### Supplied material ###

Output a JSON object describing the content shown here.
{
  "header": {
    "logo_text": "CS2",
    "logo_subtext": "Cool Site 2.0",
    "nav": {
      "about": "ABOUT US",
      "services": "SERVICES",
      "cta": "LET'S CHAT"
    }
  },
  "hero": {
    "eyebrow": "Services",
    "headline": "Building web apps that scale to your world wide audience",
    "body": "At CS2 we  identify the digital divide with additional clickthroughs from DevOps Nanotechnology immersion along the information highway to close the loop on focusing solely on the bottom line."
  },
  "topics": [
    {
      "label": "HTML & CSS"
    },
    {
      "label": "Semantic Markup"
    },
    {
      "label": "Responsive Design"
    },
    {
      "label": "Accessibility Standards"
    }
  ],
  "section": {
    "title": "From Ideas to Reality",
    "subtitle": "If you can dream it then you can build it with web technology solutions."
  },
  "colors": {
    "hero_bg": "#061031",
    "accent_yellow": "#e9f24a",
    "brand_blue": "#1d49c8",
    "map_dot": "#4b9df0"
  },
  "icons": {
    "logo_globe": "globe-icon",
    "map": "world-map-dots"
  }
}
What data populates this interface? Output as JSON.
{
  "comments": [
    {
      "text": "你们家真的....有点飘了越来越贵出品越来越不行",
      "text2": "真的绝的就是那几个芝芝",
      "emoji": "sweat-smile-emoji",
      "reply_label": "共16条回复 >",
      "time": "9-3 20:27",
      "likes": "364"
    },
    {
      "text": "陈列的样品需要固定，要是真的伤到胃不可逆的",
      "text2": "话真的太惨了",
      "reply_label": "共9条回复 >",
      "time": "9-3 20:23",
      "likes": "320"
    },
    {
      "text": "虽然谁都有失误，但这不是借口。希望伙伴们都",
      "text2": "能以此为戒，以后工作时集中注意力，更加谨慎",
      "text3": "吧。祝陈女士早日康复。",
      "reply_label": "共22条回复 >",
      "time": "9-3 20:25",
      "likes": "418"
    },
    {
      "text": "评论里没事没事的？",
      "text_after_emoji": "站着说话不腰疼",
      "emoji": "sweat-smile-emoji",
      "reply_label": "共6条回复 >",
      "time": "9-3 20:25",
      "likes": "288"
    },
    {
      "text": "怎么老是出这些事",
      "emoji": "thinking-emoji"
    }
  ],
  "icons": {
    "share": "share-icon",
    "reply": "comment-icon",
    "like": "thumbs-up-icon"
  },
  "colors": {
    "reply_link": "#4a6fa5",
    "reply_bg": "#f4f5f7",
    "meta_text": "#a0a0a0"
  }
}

###

### Your goal
Scan the material for lines with the word "world", and copy each line you find.

### Output
    "headline": "Building web apps that scale to your world wide audience",
    "map": "world-map-dots"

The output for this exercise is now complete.